Excerpts from a figure dataset:
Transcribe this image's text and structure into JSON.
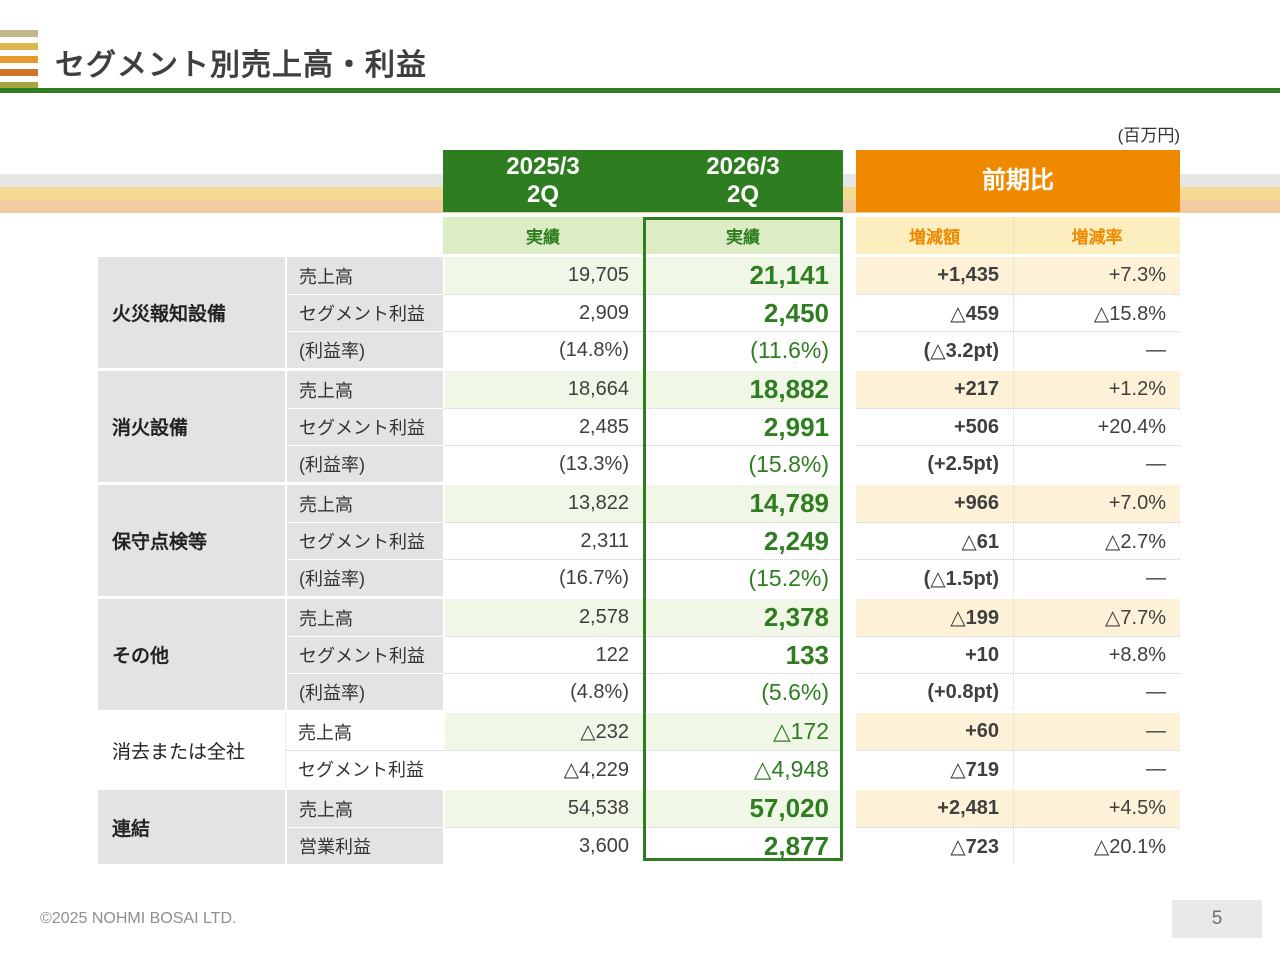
{
  "slide": {
    "title": "セグメント別売上高・利益",
    "unit_label": "(百万円)",
    "logo_colors": [
      "#c2b58a",
      "#ddb64f",
      "#e59a2f",
      "#d2732c",
      "#a6a43c"
    ],
    "footer": {
      "copyright": "©2025 NOHMI BOSAI LTD.",
      "page_number": "5"
    }
  },
  "colors": {
    "accent_green": "#2e7d20",
    "accent_orange": "#ef8a00"
  },
  "table": {
    "columns": {
      "py": {
        "title_line1": "2025/3",
        "title_line2": "2Q",
        "subtitle": "実績"
      },
      "cy": {
        "title_line1": "2026/3",
        "title_line2": "2Q",
        "subtitle": "実績"
      },
      "yoy": {
        "title": "前期比",
        "sub_amount": "増減額",
        "sub_rate": "増減率"
      }
    },
    "groups": [
      {
        "name": "火災報知設備",
        "emphasized": true,
        "rows": [
          {
            "metric": "売上高",
            "kind": "sales",
            "py": "19,705",
            "cy": "21,141",
            "diff": "+1,435",
            "rate": "+7.3%"
          },
          {
            "metric": "セグメント利益",
            "kind": "profit",
            "py": "2,909",
            "cy": "2,450",
            "diff": "△459",
            "rate": "△15.8%"
          },
          {
            "metric": "(利益率)",
            "kind": "margin",
            "py": "(14.8%)",
            "cy": "(11.6%)",
            "diff": "(△3.2pt)",
            "rate": "—"
          }
        ]
      },
      {
        "name": "消火設備",
        "emphasized": true,
        "rows": [
          {
            "metric": "売上高",
            "kind": "sales",
            "py": "18,664",
            "cy": "18,882",
            "diff": "+217",
            "rate": "+1.2%"
          },
          {
            "metric": "セグメント利益",
            "kind": "profit",
            "py": "2,485",
            "cy": "2,991",
            "diff": "+506",
            "rate": "+20.4%"
          },
          {
            "metric": "(利益率)",
            "kind": "margin",
            "py": "(13.3%)",
            "cy": "(15.8%)",
            "diff": "(+2.5pt)",
            "rate": "—"
          }
        ]
      },
      {
        "name": "保守点検等",
        "emphasized": true,
        "rows": [
          {
            "metric": "売上高",
            "kind": "sales",
            "py": "13,822",
            "cy": "14,789",
            "diff": "+966",
            "rate": "+7.0%"
          },
          {
            "metric": "セグメント利益",
            "kind": "profit",
            "py": "2,311",
            "cy": "2,249",
            "diff": "△61",
            "rate": "△2.7%"
          },
          {
            "metric": "(利益率)",
            "kind": "margin",
            "py": "(16.7%)",
            "cy": "(15.2%)",
            "diff": "(△1.5pt)",
            "rate": "—"
          }
        ]
      },
      {
        "name": "その他",
        "emphasized": true,
        "rows": [
          {
            "metric": "売上高",
            "kind": "sales",
            "py": "2,578",
            "cy": "2,378",
            "diff": "△199",
            "rate": "△7.7%"
          },
          {
            "metric": "セグメント利益",
            "kind": "profit",
            "py": "122",
            "cy": "133",
            "diff": "+10",
            "rate": "+8.8%"
          },
          {
            "metric": "(利益率)",
            "kind": "margin",
            "py": "(4.8%)",
            "cy": "(5.6%)",
            "diff": "(+0.8pt)",
            "rate": "—"
          }
        ]
      },
      {
        "name": "消去または全社",
        "emphasized": false,
        "rows": [
          {
            "metric": "売上高",
            "kind": "sales",
            "py": "△232",
            "cy": "△172",
            "diff": "+60",
            "rate": "—"
          },
          {
            "metric": "セグメント利益",
            "kind": "profit",
            "py": "△4,229",
            "cy": "△4,948",
            "diff": "△719",
            "rate": "—"
          }
        ]
      },
      {
        "name": "連結",
        "emphasized": true,
        "rows": [
          {
            "metric": "売上高",
            "kind": "sales",
            "py": "54,538",
            "cy": "57,020",
            "diff": "+2,481",
            "rate": "+4.5%"
          },
          {
            "metric": "営業利益",
            "kind": "profit",
            "py": "3,600",
            "cy": "2,877",
            "diff": "△723",
            "rate": "△20.1%"
          }
        ]
      }
    ]
  }
}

▶ [PROBLEM TO SOLVE]:
Leave out the pictures and retype every line above exactly.

▶ [CORRECT ANSWER]:
Transcribe this image's text and structure into JSON.
{
  "slide": {
    "title": "セグメント別売上高・利益",
    "unit_label": "(百万円)",
    "logo_colors": [
      "#c2b58a",
      "#ddb64f",
      "#e59a2f",
      "#d2732c",
      "#a6a43c"
    ],
    "footer": {
      "copyright": "©2025 NOHMI BOSAI LTD.",
      "page_number": "5"
    }
  },
  "colors": {
    "accent_green": "#2e7d20",
    "accent_orange": "#ef8a00"
  },
  "table": {
    "columns": {
      "py": {
        "title_line1": "2025/3",
        "title_line2": "2Q",
        "subtitle": "実績"
      },
      "cy": {
        "title_line1": "2026/3",
        "title_line2": "2Q",
        "subtitle": "実績"
      },
      "yoy": {
        "title": "前期比",
        "sub_amount": "増減額",
        "sub_rate": "増減率"
      }
    },
    "groups": [
      {
        "name": "火災報知設備",
        "emphasized": true,
        "rows": [
          {
            "metric": "売上高",
            "kind": "sales",
            "py": "19,705",
            "cy": "21,141",
            "diff": "+1,435",
            "rate": "+7.3%"
          },
          {
            "metric": "セグメント利益",
            "kind": "profit",
            "py": "2,909",
            "cy": "2,450",
            "diff": "△459",
            "rate": "△15.8%"
          },
          {
            "metric": "(利益率)",
            "kind": "margin",
            "py": "(14.8%)",
            "cy": "(11.6%)",
            "diff": "(△3.2pt)",
            "rate": "—"
          }
        ]
      },
      {
        "name": "消火設備",
        "emphasized": true,
        "rows": [
          {
            "metric": "売上高",
            "kind": "sales",
            "py": "18,664",
            "cy": "18,882",
            "diff": "+217",
            "rate": "+1.2%"
          },
          {
            "metric": "セグメント利益",
            "kind": "profit",
            "py": "2,485",
            "cy": "2,991",
            "diff": "+506",
            "rate": "+20.4%"
          },
          {
            "metric": "(利益率)",
            "kind": "margin",
            "py": "(13.3%)",
            "cy": "(15.8%)",
            "diff": "(+2.5pt)",
            "rate": "—"
          }
        ]
      },
      {
        "name": "保守点検等",
        "emphasized": true,
        "rows": [
          {
            "metric": "売上高",
            "kind": "sales",
            "py": "13,822",
            "cy": "14,789",
            "diff": "+966",
            "rate": "+7.0%"
          },
          {
            "metric": "セグメント利益",
            "kind": "profit",
            "py": "2,311",
            "cy": "2,249",
            "diff": "△61",
            "rate": "△2.7%"
          },
          {
            "metric": "(利益率)",
            "kind": "margin",
            "py": "(16.7%)",
            "cy": "(15.2%)",
            "diff": "(△1.5pt)",
            "rate": "—"
          }
        ]
      },
      {
        "name": "その他",
        "emphasized": true,
        "rows": [
          {
            "metric": "売上高",
            "kind": "sales",
            "py": "2,578",
            "cy": "2,378",
            "diff": "△199",
            "rate": "△7.7%"
          },
          {
            "metric": "セグメント利益",
            "kind": "profit",
            "py": "122",
            "cy": "133",
            "diff": "+10",
            "rate": "+8.8%"
          },
          {
            "metric": "(利益率)",
            "kind": "margin",
            "py": "(4.8%)",
            "cy": "(5.6%)",
            "diff": "(+0.8pt)",
            "rate": "—"
          }
        ]
      },
      {
        "name": "消去または全社",
        "emphasized": false,
        "rows": [
          {
            "metric": "売上高",
            "kind": "sales",
            "py": "△232",
            "cy": "△172",
            "diff": "+60",
            "rate": "—"
          },
          {
            "metric": "セグメント利益",
            "kind": "profit",
            "py": "△4,229",
            "cy": "△4,948",
            "diff": "△719",
            "rate": "—"
          }
        ]
      },
      {
        "name": "連結",
        "emphasized": true,
        "rows": [
          {
            "metric": "売上高",
            "kind": "sales",
            "py": "54,538",
            "cy": "57,020",
            "diff": "+2,481",
            "rate": "+4.5%"
          },
          {
            "metric": "営業利益",
            "kind": "profit",
            "py": "3,600",
            "cy": "2,877",
            "diff": "△723",
            "rate": "△20.1%"
          }
        ]
      }
    ]
  }
}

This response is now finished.